Did Marilyn Stewart order Ted Dallas and other union officers not to hold school meetings about proposed closings at schools under attack by Duncan, Board?

Since January 1, 2008, the members of the Chicago Teachers Union have been under an unprecedented attack by the Chicago Board of Education.

On January 23, 2008, parents from a number of Chicago public schools, including Edison Regional Gifted Center and Gladstone Elementary School, spoke at the regular monthly meeting of the Chicago Board of Education. The parents charged that the Board was preparing to close or radically change their schools, and that CPS officials had been preparing a secret plan to close or radically change dozens of other schools as well. The parents from Edison also stated that the plan was a “done deal” (to quote one of the Edison parents, referring to a remark allegedly made by Chief Education Officer Barbara Eason Watkins).

On January 23, Chicago Board of Education President Rufus Williams categorically denied that there was any “done deal” and implored the parents to participate in what he called “the process” that he said was going to unfold. February 27, 2008. A short time before the Chicago Board of Education voted to reconstitute six public schools and fire all of their teachers (and other union staff), Chicago Teachers Union Recording Secretary, substituting for CTU President Marilyn Stewart, repeated the union’s request that the Board postpone the vote for 90 days to give the union the chance to work something out with CPS. When McGuire asked Board of Education President Rufus Williams “Will you give us the 90 days?” Williams answered “You know my answer.” McGuire leaned forward, and Williams said, “No.” “Thank you” was McGuire’s response to the “No” which would lead to the firing of 500 union members in June 2008. CTU President Marilyn Stewart avoided the hearings during February 2008 despite the desperate need of the union’s members for leadership and representation. Substance photo by George N. Schmidt.

Although Rufus Williams denied the fact that any specific hit list of schools existed, by January 23, 2008, the Duncan administration was putting the finishing touches on a plan to close or radically change 19 Chicago public schools, the largest number at one time in history. Within two days after Williams’s denial (see “Done Deal,” April 2008 Substance), the names of 19 schools had been leaked to the press.

A week later, CPS announced more than 20 hearings regarding the fate of 19 schools on what was from then forward referred to at the “Hit List” Williams had just denied existed.

The proposals to be made by Arne Duncan included the closing of a number of schools. The schools to be closed were: Abbott Elementary; Carver Middle; DeLaCruz Elementary; Miles Davis Academy; Johns Elementary; Roque DeDuprey Elementary; Gladstone Elementary; and Midway Academy;).

The radical restructuring of other schools was also proposed. This included converting Irving Park Middle School into “Disney II” and converting Andersen Elementary School into “LaSalle II.”

Another major change was the moving of one entire school into another building six miles away (Edison Regional Gifted Center from the far Northwest Side Edison Park community to the Albany Park Middle School building in Albany Park.

By far the most serious of the changes being proposed was the “Turnarounding” (a term introduced by CEO Arne Duncan in December 2007 in what seemed to be a routine report to the Board of Education of six schools. Legally, the proposal for the six schools was changed to “Reconstitution” since there is no legal provision in Illinois law for the “turnarounding” of supposedly failing schools. The six schools Duncan proposed to be reconstituted were two high schools (Harper and Orr) and four elementary schools (Copernicus; Fulton; Howe; and Morton).

Massive opposition followed tall of the proposals.

**Given data**.

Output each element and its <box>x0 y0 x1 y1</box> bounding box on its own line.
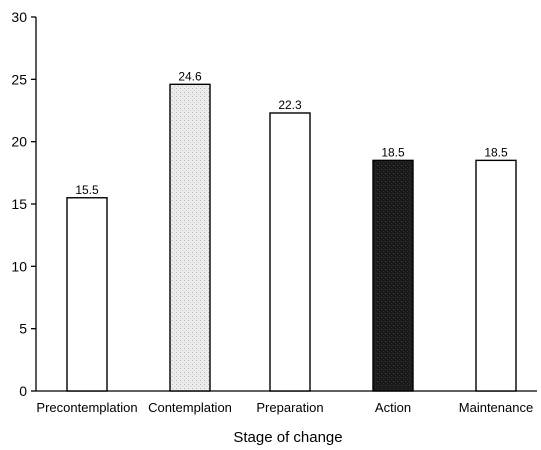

**Directive A**.
Answer from the text about the 2008 Chicago school closings:
(i) How many Chicago public schools did the Duncan administration's plan propose to close or radically change?
(ii) Which two high schools did Duncan propose to reconstitute?
(iii) What was Irving Park Middle School to be converted into?
**Directive B**.
Extend the account of the 2008 Chicago school closings, starting after its final sentence.
The material has no connection to the text about the 2008 Chicago school closings.

**Exercise response A**.
(i) 19
(ii) Harper and Orr
(iii) "Disney II"

**Exercise response B**.
Some hearings (Gladstone; Edison; DeLa Cruz; Andersen) drew hundreds of parents, students, teachers and community leaders (including aldermen) in opposition to the proposals. In virtually every case, the hearings that were held uncovered sloppy staff work on the part of the Duncan administration.

Duncan’s proposal to close the Edison Regional Gifted Center and move its students to Albany Park, for example, was supposed to relieve overcrowding on what Duncan called “The Northwest Side.” But the majority of the schools on the Northwest Side facing real overcrowding were not affected by the Edison closing. A much more efficient solution to relieving real overcrowding in those portions of the “Northwest Side” where it actually exists would have been to move the Academy for Urban School Leadership (AUSL) out of the old Wright College building at 3400 N. Austin. AUSL, which is run by, Martin Koldyke, a friend of Mayor Daley, had been given the Wright College building for its teacher training center, even though the adjacent schools were all overcrowded.

If AUSL were moved to the actual inner city (where, supposedly, the AUSL trainees are going to be teaching), then the Chicago Board of Education could utilize the Wright building to relieve overcrowding at more than a half dozen overcrowded elementary schools in the area.

Dramatic hearings, largely ignored by Chicago’s corporate media, were held throughout the month of February on the proposals to change the 19 schools. All the hearings were complete by February 22, one week before the February 27 school board meeting. Although the hearing officers had promised parents, teachers, students, and community leaders that their reports would be read by Arne Duncan and the members of the Chicago Board of Education, the complete reports were not even available to the seven members of the Board when they met and approved Duncan’s proposals on February 27, 2008. Substance attended most of the hearings and has reviewed more than 3,000 pages of records from the hearings so far. The Board of Education is still compiling the complete report form each of the schools.

When Substance asked the Board of Education’s Communications Department to interview each of the seven members of the Board on how their decision was made when they voted on the 18 proposals made by Arne Duncan to impact the 18 schools on February 27 (Duncan withdrew the proposal on Abbott school, reducing the original list of 19 to 18), Board spokesman Malon Edwards eventually told Substance, in an email, “The members of the Board do not have time to do interviews.”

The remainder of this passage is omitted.